Start of Extract

Asin of Baekje (died 405) (r. 392–405) was the seventeenth king of Baekje, one of the Three Kingdoms of Korea.

Background 
Buyeo Abang was the eldest son of Baekje's 15th ruler Chimnyu, and ascended to the throne after the death of Chimnyu's brother, the 16th king Jinsa, of whom he is said to have killed.

Reign 
During his reign, Goguryeo forces under Gwanggaeto the Great of Goguryeo steadily pushed into Baekje from the north.  Asin appointed his maternal uncle Jin Mu as chief general and ordered him to attack Goguryeo repeatedly in the early 390s, but each attack was defeated.  In 395, after a failed attack by Baekje, Goguryeo took Baekje's territory around today's northern Seoul.

Asin sought to strengthen Baekje's position against Goguryeo, sending his son Jeonji to the Wa kingdom of Japan as a ward to cement Baekje's alliance with that country in 397.  In 398, according to the Samguk Sagi, he constructed Ssanghyeon Castle to protect Baekje's remaining territory north of the Han River.  In 399, during another round of conscription for the battles against Goguryeo, many peasants are said to have fled to Silla. In 403 he attacked Silla.  Historical records do not show any contacts with China during Asin's rule.

Death 
Asin died during the year 405, and watched desperately as his once-powerful kingdom was falling slowly to its powerful northern neighbor Goguryeo. His three brothers would fight for the throne ending in all of their deaths and the crowning of Asin's son.

Family
 Father: Chimnyu of Baekje
 Mother: unknown - of the Jin clan (眞氏).
 Brother: Buyeo Hunhae (扶餘訓解, ?–405) – was in Japan as a hostage where his children stayed and founded the Anko clan (雁高氏). Killed by his younger brother, Seolye, who tried to usurp the throne.
 Brother: Buyeo Seolye (扶餘碟禮, ?–405) – was in Japan as a hostage. Killed his brother Seolye to usurp the throne but was himself killed by his nephew and the prime minister.
 Half-brother: Buyeo Hong (扶餘洪, ?–407) – in 394 was appointed Minister of Internal Affairs (内臣佐平, Naesin-jwa’pyeong).

End of Extract

[Directions]
**1)** Sum up the article on Asin of Baekje in two sentences.
**2)** According to the article on Asin of Baekje, in what year did Asin send his son Jeonji to the Wa kingdom of Japan?
**3)** From the article on Asin of Baekje, quote the stretch from "Brother: Buyeo Seolye" through "Affairs (内臣佐平, Naesin-jwa’pyeong).".

Start of Information shown

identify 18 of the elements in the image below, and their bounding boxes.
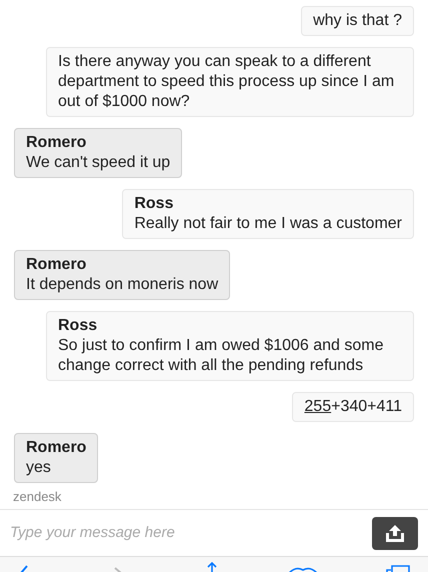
message-text: 255+340+411 — [304, 397, 402, 417]
brand-label: zendesk — [12, 488, 62, 506]
message-text: So just to confirm I am owed $1006 and some change correct with all the pending refunds — [58, 336, 385, 376]
message-text: We can't speed it up — [26, 153, 170, 173]
sender-name: Romero — [26, 133, 88, 153]
tabs-icon[interactable] — [386, 565, 410, 572]
sender-name: Ross — [58, 316, 98, 336]
message-text: Is there anyway you can speak to a different department to speed this process up since I am out of $1000 now? — [58, 52, 396, 112]
message-input[interactable]: Type your message here — [10, 522, 364, 544]
message-text: Really not fair to me I was a customer — [134, 214, 402, 234]
message-text: yes — [26, 458, 52, 478]
message-text: why is that ? — [313, 11, 402, 31]
message-text: It depends on moneris now — [26, 275, 218, 295]
sender-name: Ross — [134, 194, 174, 214]
upload-icon — [385, 524, 405, 542]
upload-button[interactable] — [372, 516, 418, 550]
sender-name: Romero — [26, 438, 86, 458]
sender-name: Romero — [26, 255, 88, 275]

End of Information shown

[Completed exercise]
**1)** Asin was the seventeenth king of Baekje, one of the Three Kingdoms of Korea, and ruled from 392 to 405. During his reign, Goguryeo forces under Gwanggaeto the Great steadily pushed into Baekje from the north, and the repeated attacks Asin ordered against Goguryeo under his uncle Jin Mu were all defeated.

**2)** In 397.

**3)**
Brother: Buyeo Seolye (扶餘碟禮, ?–405) – was in Japan as a hostage. Killed his brother Seolye to usurp the throne but was himself killed by his nephew and the prime minister.
 Half-brother: Buyeo Hong (扶餘洪, ?–407) – in 394 was appointed Minister of Internal Affairs (内臣佐平, Naesin-jwa’pyeong).